_Exercise aim_
Output the material beneath exactly, leaving nothing out.

Data records:
○ ○ ○ ○ ○
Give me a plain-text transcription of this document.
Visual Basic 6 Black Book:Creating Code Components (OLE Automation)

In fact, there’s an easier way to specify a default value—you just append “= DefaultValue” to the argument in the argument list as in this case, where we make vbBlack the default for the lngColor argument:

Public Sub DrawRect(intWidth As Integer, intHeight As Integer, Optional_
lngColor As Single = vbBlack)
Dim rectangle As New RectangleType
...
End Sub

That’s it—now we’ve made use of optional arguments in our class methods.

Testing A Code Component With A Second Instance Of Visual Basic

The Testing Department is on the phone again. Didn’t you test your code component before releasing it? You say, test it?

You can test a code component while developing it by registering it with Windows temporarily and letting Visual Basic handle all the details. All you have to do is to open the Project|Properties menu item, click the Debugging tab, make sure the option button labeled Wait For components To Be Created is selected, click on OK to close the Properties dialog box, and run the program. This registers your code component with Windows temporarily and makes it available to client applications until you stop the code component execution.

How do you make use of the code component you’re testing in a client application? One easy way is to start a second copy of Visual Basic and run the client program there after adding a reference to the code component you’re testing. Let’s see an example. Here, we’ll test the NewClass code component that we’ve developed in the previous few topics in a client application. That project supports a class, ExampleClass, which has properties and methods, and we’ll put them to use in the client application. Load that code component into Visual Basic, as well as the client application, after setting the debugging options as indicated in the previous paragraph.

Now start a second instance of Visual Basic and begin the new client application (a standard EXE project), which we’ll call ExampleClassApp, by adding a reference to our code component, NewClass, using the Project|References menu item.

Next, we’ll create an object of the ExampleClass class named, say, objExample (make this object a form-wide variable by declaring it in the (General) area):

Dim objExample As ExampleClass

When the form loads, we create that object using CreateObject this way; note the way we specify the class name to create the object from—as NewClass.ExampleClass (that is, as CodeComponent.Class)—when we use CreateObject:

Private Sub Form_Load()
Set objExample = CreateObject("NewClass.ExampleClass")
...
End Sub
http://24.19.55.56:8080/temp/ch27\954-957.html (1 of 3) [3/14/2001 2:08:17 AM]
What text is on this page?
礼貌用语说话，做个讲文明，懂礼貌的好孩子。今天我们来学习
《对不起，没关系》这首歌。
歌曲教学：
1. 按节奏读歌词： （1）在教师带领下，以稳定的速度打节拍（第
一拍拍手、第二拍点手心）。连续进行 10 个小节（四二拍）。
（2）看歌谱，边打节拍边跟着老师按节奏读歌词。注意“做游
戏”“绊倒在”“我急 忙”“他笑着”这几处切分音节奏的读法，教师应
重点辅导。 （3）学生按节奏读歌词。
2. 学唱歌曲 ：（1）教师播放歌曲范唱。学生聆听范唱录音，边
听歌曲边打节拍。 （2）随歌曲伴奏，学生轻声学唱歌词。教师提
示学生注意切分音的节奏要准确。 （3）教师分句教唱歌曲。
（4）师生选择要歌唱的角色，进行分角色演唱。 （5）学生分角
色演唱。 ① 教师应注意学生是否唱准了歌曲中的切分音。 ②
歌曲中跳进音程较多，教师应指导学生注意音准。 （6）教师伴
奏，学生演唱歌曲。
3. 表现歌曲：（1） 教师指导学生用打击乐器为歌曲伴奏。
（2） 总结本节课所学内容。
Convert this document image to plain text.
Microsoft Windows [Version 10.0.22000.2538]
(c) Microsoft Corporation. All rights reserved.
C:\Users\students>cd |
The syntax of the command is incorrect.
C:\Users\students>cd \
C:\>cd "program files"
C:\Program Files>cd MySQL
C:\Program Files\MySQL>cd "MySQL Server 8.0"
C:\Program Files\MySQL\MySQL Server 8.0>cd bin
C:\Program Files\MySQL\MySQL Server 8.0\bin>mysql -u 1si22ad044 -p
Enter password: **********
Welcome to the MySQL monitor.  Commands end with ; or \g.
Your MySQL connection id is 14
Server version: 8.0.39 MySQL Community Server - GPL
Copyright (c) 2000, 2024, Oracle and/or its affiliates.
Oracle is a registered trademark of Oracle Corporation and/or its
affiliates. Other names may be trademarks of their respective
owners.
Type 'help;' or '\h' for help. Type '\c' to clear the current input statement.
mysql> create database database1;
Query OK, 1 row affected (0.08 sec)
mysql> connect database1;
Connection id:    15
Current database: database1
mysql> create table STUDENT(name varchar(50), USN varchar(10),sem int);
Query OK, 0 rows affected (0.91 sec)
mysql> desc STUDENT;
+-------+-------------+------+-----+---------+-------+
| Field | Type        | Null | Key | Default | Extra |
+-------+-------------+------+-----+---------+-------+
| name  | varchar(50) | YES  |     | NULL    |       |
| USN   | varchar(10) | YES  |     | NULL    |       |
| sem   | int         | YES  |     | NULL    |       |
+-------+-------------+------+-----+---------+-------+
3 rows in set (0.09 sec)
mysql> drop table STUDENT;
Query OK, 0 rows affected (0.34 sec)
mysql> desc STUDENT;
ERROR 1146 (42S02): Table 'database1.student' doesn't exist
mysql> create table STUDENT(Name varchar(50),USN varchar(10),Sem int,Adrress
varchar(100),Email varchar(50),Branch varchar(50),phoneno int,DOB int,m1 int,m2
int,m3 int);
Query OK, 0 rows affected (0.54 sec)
○ ○ ○ ○ ○
_Result for this task_
Give me a plain-text transcription of this document.
Visual Basic 6 Black Book:Creating Code Components (OLE Automation)

In fact, there’s an easier way to specify a default value—you just append “= DefaultValue” to the argument in the argument list as in this case, where we make vbBlack the default for the lngColor argument:

Public Sub DrawRect(intWidth As Integer, intHeight As Integer, Optional_
lngColor As Single = vbBlack)
Dim rectangle As New RectangleType
...
End Sub

That’s it—now we’ve made use of optional arguments in our class methods.

Testing A Code Component With A Second Instance Of Visual Basic

The Testing Department is on the phone again. Didn’t you test your code component before releasing it? You say, test it?

You can test a code component while developing it by registering it with Windows temporarily and letting Visual Basic handle all the details. All you have to do is to open the Project|Properties menu item, click the Debugging tab, make sure the option button labeled Wait For components To Be Created is selected, click on OK to close the Properties dialog box, and run the program. This registers your code component with Windows temporarily and makes it available to client applications until you stop the code component execution.

How do you make use of the code component you’re testing in a client application? One easy way is to start a second copy of Visual Basic and run the client program there after adding a reference to the code component you’re testing. Let’s see an example. Here, we’ll test the NewClass code component that we’ve developed in the previous few topics in a client application. That project supports a class, ExampleClass, which has properties and methods, and we’ll put them to use in the client application. Load that code component into Visual Basic, as well as the client application, after setting the debugging options as indicated in the previous paragraph.

Now start a second instance of Visual Basic and begin the new client application (a standard EXE project), which we’ll call ExampleClassApp, by adding a reference to our code component, NewClass, using the Project|References menu item.

Next, we’ll create an object of the ExampleClass class named, say, objExample (make this object a form-wide variable by declaring it in the (General) area):

Dim objExample As ExampleClass

When the form loads, we create that object using CreateObject this way; note the way we specify the class name to create the object from—as NewClass.ExampleClass (that is, as CodeComponent.Class)—when we use CreateObject:

Private Sub Form_Load()
Set objExample = CreateObject("NewClass.ExampleClass")
...
End Sub
http://24.19.55.56:8080/temp/ch27\954-957.html (1 of 3) [3/14/2001 2:08:17 AM]
What text is on this page?
礼貌用语说话，做个讲文明，懂礼貌的好孩子。今天我们来学习
《对不起，没关系》这首歌。
歌曲教学：
1. 按节奏读歌词： （1）在教师带领下，以稳定的速度打节拍（第
一拍拍手、第二拍点手心）。连续进行 10 个小节（四二拍）。
（2）看歌谱，边打节拍边跟着老师按节奏读歌词。注意“做游
戏”“绊倒在”“我急 忙”“他笑着”这几处切分音节奏的读法，教师应
重点辅导。 （3）学生按节奏读歌词。
2. 学唱歌曲 ：（1）教师播放歌曲范唱。学生聆听范唱录音，边
听歌曲边打节拍。 （2）随歌曲伴奏，学生轻声学唱歌词。教师提
示学生注意切分音的节奏要准确。 （3）教师分句教唱歌曲。
（4）师生选择要歌唱的角色，进行分角色演唱。 （5）学生分角
色演唱。 ① 教师应注意学生是否唱准了歌曲中的切分音。 ②
歌曲中跳进音程较多，教师应指导学生注意音准。 （6）教师伴
奏，学生演唱歌曲。
3. 表现歌曲：（1） 教师指导学生用打击乐器为歌曲伴奏。
（2） 总结本节课所学内容。
Convert this document image to plain text.
Microsoft Windows [Version 10.0.22000.2538]
(c) Microsoft Corporation. All rights reserved.
C:\Users\students>cd |
The syntax of the command is incorrect.
C:\Users\students>cd \
C:\>cd "program files"
C:\Program Files>cd MySQL
C:\Program Files\MySQL>cd "MySQL Server 8.0"
C:\Program Files\MySQL\MySQL Server 8.0>cd bin
C:\Program Files\MySQL\MySQL Server 8.0\bin>mysql -u 1si22ad044 -p
Enter password: **********
Welcome to the MySQL monitor.  Commands end with ; or \g.
Your MySQL connection id is 14
Server version: 8.0.39 MySQL Community Server - GPL
Copyright (c) 2000, 2024, Oracle and/or its affiliates.
Oracle is a registered trademark of Oracle Corporation and/or its
affiliates. Other names may be trademarks of their respective
owners.
Type 'help;' or '\h' for help. Type '\c' to clear the current input statement.
mysql> create database database1;
Query OK, 1 row affected (0.08 sec)
mysql> connect database1;
Connection id:    15
Current database: database1
mysql> create table STUDENT(name varchar(50), USN varchar(10),sem int);
Query OK, 0 rows affected (0.91 sec)
mysql> desc STUDENT;
+-------+-------------+------+-----+---------+-------+
| Field | Type        | Null | Key | Default | Extra |
+-------+-------------+------+-----+---------+-------+
| name  | varchar(50) | YES  |     | NULL    |       |
| USN   | varchar(10) | YES  |     | NULL    |       |
| sem   | int         | YES  |     | NULL    |       |
+-------+-------------+------+-----+---------+-------+
3 rows in set (0.09 sec)
mysql> drop table STUDENT;
Query OK, 0 rows affected (0.34 sec)
mysql> desc STUDENT;
ERROR 1146 (42S02): Table 'database1.student' doesn't exist
mysql> create table STUDENT(Name varchar(50),USN varchar(10),Sem int,Adrress
varchar(100),Email varchar(50),Branch varchar(50),phoneno int,DOB int,m1 int,m2
int,m3 int);
Query OK, 0 rows affected (0.54 sec)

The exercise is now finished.